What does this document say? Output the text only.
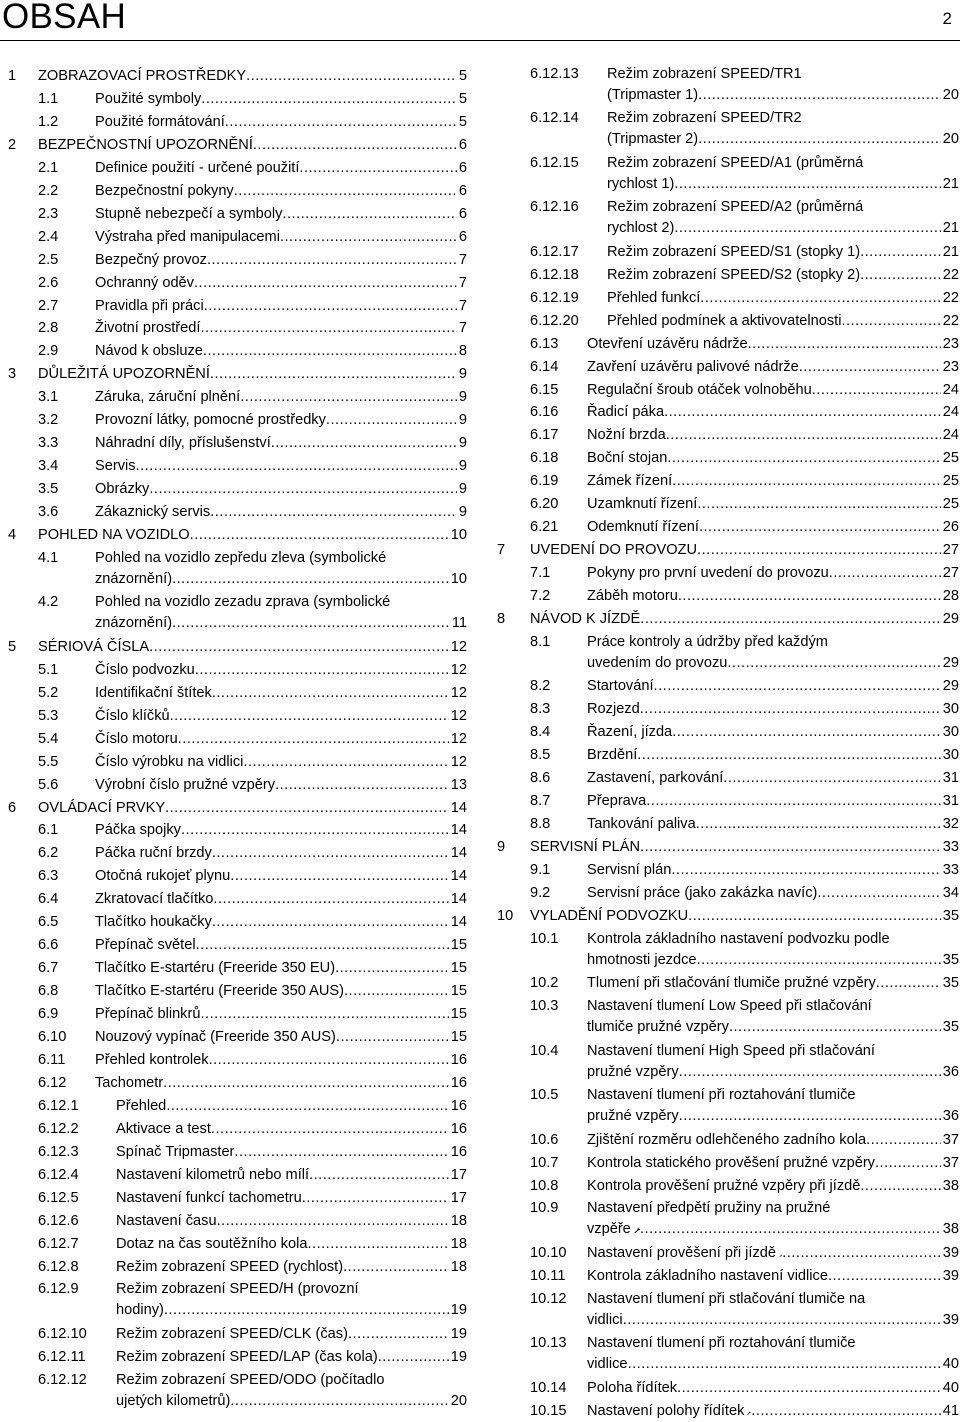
OBSAH	2
1 ZOBRAZOVACÍ PROSTŘEDKY .....	5
1.1	Použité symboly .....	5
1.2	Použité formátování .....	5
2 BEZPEČNOSTNÍ UPOZORNĚNÍ .....	6
2.1	Definice použití - určené použití .....	6
2.2	Bezpečnostní pokyny .....	6
2.3	Stupně nebezpečí a symboly .....	6
2.4	Výstraha před manipulacemi .....	6
2.5	Bezpečný provoz .....	7
2.6	Ochranný oděv .....	7
2.7	Pravidla při práci .....	7
2.8	Životní prostředí .....	7
2.9	Návod k obsluze .....	8
3 DŮLEŽITÁ UPOZORNĚNÍ .....	9
3.1	Záruka, záruční plnění .....	9
3.2	Provozní látky, pomocné prostředky .....	9
3.3	Náhradní díly, příslušenství .....	9
3.4	Servis .....	9
3.5	Obrázky .....	9
3.6	Zákaznický servis .....	9
4 POHLED NA VOZIDLO .....	10
4.1	Pohled na vozidlo zepředu zleva (symbolické
znázornění) .....	10
4.2	Pohled na vozidlo zezadu zprava (symbolické
znázornění) .....	11
5 SÉRIOVÁ ČÍSLA .....	12
5.1	Číslo podvozku .....	12
5.2	Identifikační štítek .....	12
5.3	Číslo klíčků .....	12
5.4	Číslo motoru .....	12
5.5	Číslo výrobku na vidlici .....	12
5.6	Výrobní číslo pružné vzpěry .....	13
6 OVLÁDACÍ PRVKY .....	14
6.1	Páčka spojky .....	14
6.2	Páčka ruční brzdy .....	14
6.3	Otočná rukojeť plynu .....	14
6.4	Zkratovací tlačítko .....	14
6.5	Tlačítko houkačky .....	14
6.6	Přepínač světel .....	15
6.7	Tlačítko E-startéru (Freeride 350 EU) .....	15
6.8	Tlačítko E-startéru (Freeride 350 AUS) .....	15
6.9	Přepínač blinkrů .....	15
6.10 Nouzový vypínač (Freeride 350 AUS) .....	15
6.11 Přehled kontrolek .....	16
6.12 Tachometr .....	16
6.12.1	Přehled .....	16
6.12.2	Aktivace a test .....	16
6.12.3	Spínač Tripmaster .....	16
6.12.4	Nastavení kilometrů nebo mílí .....	17
6.12.5	Nastavení funkcí tachometru .....	17
6.12.6	Nastavení času .....	18
6.12.7	Dotaz na čas soutěžního kola .....	18
6.12.8	Režim zobrazení SPEED (rychlost) .....	18
6.12.9	Režim zobrazení SPEED/H (provozní
hodiny) .....	19
6.12.10 Režim zobrazení SPEED/CLK (čas) .....	19
6.12.11 Režim zobrazení SPEED/LAP (čas kola) .....	19
6.12.12 Režim zobrazení SPEED/ODO (počítadlo
ujetých kilometrů) .....	20
6.12.13 Režim zobrazení SPEED/TR1
(Tripmaster 1) .....	20
6.12.14 Režim zobrazení SPEED/TR2
(Tripmaster 2) .....	20
6.12.15 Režim zobrazení SPEED/A1 (průměrná
rychlost 1) .....	21
6.12.16 Režim zobrazení SPEED/A2 (průměrná
rychlost 2) .....	21
6.12.17 Režim zobrazení SPEED/S1 (stopky 1) .....	21
6.12.18 Režim zobrazení SPEED/S2 (stopky 2) .....	22
6.12.19 Přehled funkcí .....	22
6.12.20 Přehled podmínek a aktivovatelnosti .....	22
6.13 Otevření uzávěru nádrže .....	23
6.14 Zavření uzávěru palivové nádrže .....	23
6.15 Regulační šroub otáček volnoběhu .....	24
6.16 Řadicí páka .....	24
6.17 Nožní brzda .....	24
6.18 Boční stojan .....	25
6.19 Zámek řízení .....	25
6.20 Uzamknutí řízení .....	25
6.21 Odemknutí řízení .....	26
7 UVEDENÍ DO PROVOZU .....	27
7.1	Pokyny pro první uvedení do provozu .....	27
7.2	Záběh motoru .....	28
8 NÁVOD K JÍZDĚ .....	29
8.1	Práce kontroly a údržby před každým
uvedením do provozu .....	29
8.2	Startování .....	29
8.3	Rozjezd .....	30
8.4	Řazení, jízda .....	30
8.5	Brzdění .....	30
8.6	Zastavení, parkování .....	31
8.7	Přeprava .....	31
8.8	Tankování paliva .....	32
9 SERVISNÍ PLÁN .....	33
9.1	Servisní plán .....	33
9.2	Servisní práce (jako zakázka navíc) .....	34
10 VYLADĚNÍ PODVOZKU .....	35
10.1 Kontrola základního nastavení podvozku podle
hmotnosti jezdce .....	35
10.2 Tlumení při stlačování tlumiče pružné vzpěry .....	35
10.3 Nastavení tlumení Low Speed při stlačování
tlumiče pružné vzpěry .....	35
10.4 Nastavení tlumení High Speed při stlačování
pružné vzpěry .....	36
10.5 Nastavení tlumení při roztahování tlumiče
pružné vzpěry .....	36
10.6 Zjištění rozměru odlehčeného zadního kola .....	37
10.7 Kontrola statického prověšení pružné vzpěry .....	37
10.8 Kontrola prověšení pružné vzpěry při jízdě .....	38
10.9 Nastavení předpětí pružiny na pružné
vzpěře .....	38
10.10 Nastavení prověšení při jízdě .....	39
10.11 Kontrola základního nastavení vidlice .....	39
10.12 Nastavení tlumení při stlačování tlumiče na
vidlici .....	39
10.13 Nastavení tlumení při roztahování tlumiče
vidlice .....	40
10.14 Poloha řídítek .....	40
10.15 Nastavení polohy řídítek .....	41
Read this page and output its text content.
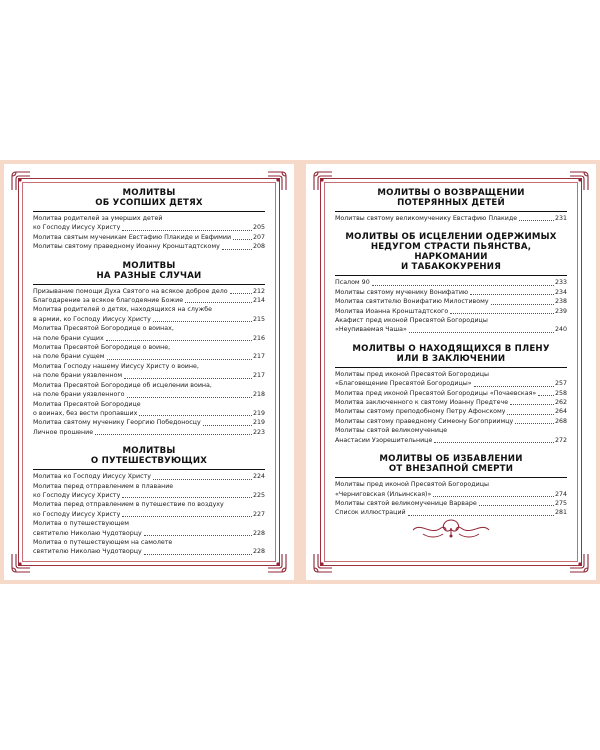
МОЛИТВЫ
ОБ УСОПШИХ ДЕТЯХ
Молитва родителей за умерших детей
ко Господу Иисусу Христу	205
Молитва святым мученикам Евстафию Плакиде и Евфимии	207
Молитвы святому праведному Иоанну Кронштадтскому	208
МОЛИТВЫ
НА РАЗНЫЕ СЛУЧАИ
Призывание помощи Духа Святого на всякое доброе дело	212
Благодарение за всякое благодеяние Божие	214
Молитва родителей о детях, находящихся на службе
в армии, ко Господу Иисусу Христу	215
Молитва Пресвятой Богородице о воинах,
на поле брани сущих	216
Молитва Пресвятой Богородице о воине,
на поле брани сущем	217
Молитва Господу нашему Иисусу Христу о воине,
на поле брани уязвленном	217
Молитва Пресвятой Богородице об исцелении воина,
на поле брани уязвленного	218
Молитва Пресвятой Богородице
о воинах, без вести пропавших	219
Молитва святому мученику Георгию Победоносцу	219
Личное прошение	223
МОЛИТВЫ
О ПУТЕШЕСТВУЮЩИХ
Молитва ко Господу Иисусу Христу	224
Молитва перед отправлением в плавание
ко Господу Иисусу Христу	225
Молитва перед отправлением в путешествие по воздуху
ко Господу Иисусу Христу	227
Молитва о путешествующем
святителю Николаю Чудотворцу	228
Молитва о путешествующем на самолете
святителю Николаю Чудотворцу	228
МОЛИТВЫ О ВОЗВРАЩЕНИИ
ПОТЕРЯННЫХ ДЕТЕЙ
Молитвы святому великомученику Евстафию Плакиде	231
МОЛИТВЫ ОБ ИСЦЕЛЕНИИ ОДЕРЖИМЫХ
НЕДУГОМ СТРАСТИ ПЬЯНСТВА, НАРКОМАНИИ
И ТАБАКОКУРЕНИЯ
Псалом 90	233
Молитвы святому мученику Вонифатию	234
Молитва святителю Вонифатию Милостивому	238
Молитва Иоанна Кронштадтского	239
Акафист пред иконой Пресвятой Богородицы
«Неупиваемая Чаша»	240
МОЛИТВЫ О НАХОДЯЩИХСЯ В ПЛЕНУ
ИЛИ В ЗАКЛЮЧЕНИИ
Молитвы пред иконой Пресвятой Богородицы
«Благовещение Пресвятой Богородицы»	257
Молитва пред иконой Пресвятой Богородицы «Почаевская»	258
Молитва заключенного к святому Иоанну Предтече	262
Молитвы святому преподобному Петру Афонскому	264
Молитвы святому праведному Симеону Богоприимцу	268
Молитвы святой великомученице
Анастасии Узорешительнице	272
МОЛИТВЫ ОБ ИЗБАВЛЕНИИ
ОТ ВНЕЗАПНОЙ СМЕРТИ
Молитвы пред иконой Пресвятой Богородицы
«Черниговская (Ильинская)»	274
Молитвы святой великомученице Варваре	275
Список иллюстраций	281
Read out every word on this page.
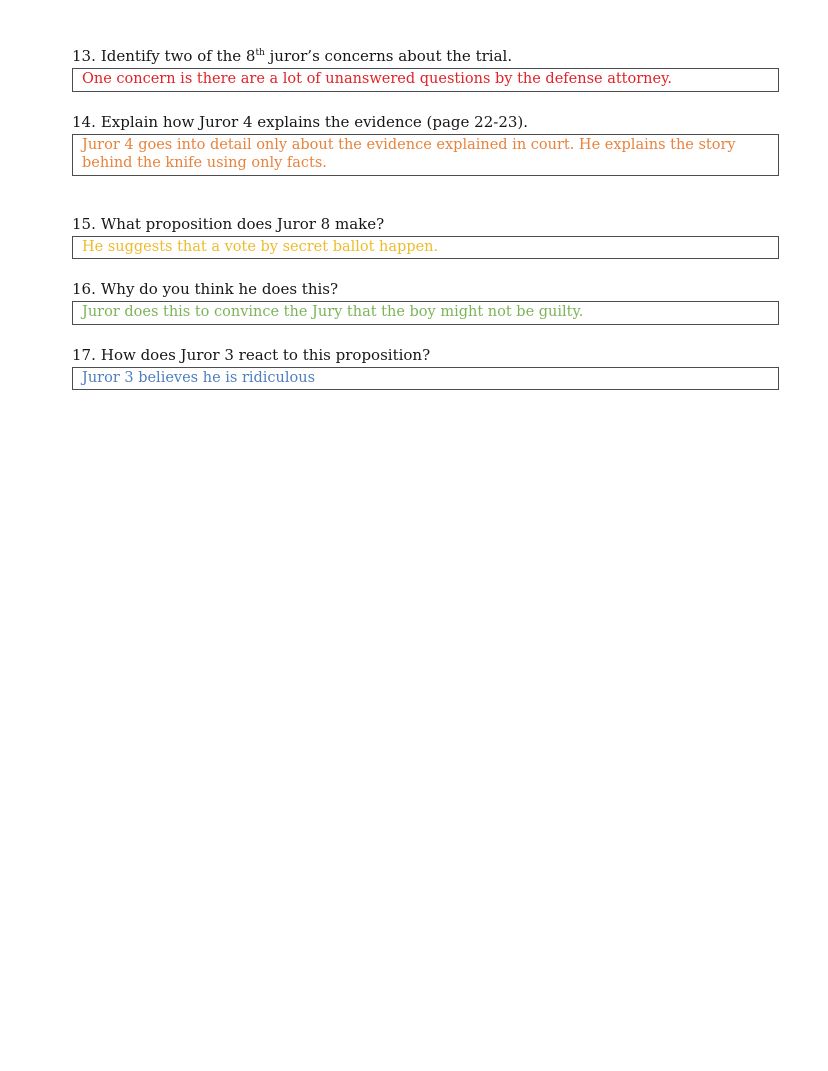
13. Identify two of the 8th juror’s concerns about the trial.
One concern is there are a lot of unanswered questions by the defense attorney.
14. Explain how Juror 4 explains the evidence (page 22-23).
Juror 4 goes into detail only about the evidence explained in court. He explains the story behind the knife using only facts.
15. What proposition does Juror 8 make?
He suggests that a vote by secret ballot happen.
16. Why do you think he does this?
Juror does this to convince the Jury that the boy might not be guilty.
17. How does Juror 3 react to this proposition?
Juror 3 believes he is ridiculous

WHAT YOU ARE ASKED TO DO
Above is a listing; report how many of its lines include the word "брани", giving the number only.

FULL SOLUTION
4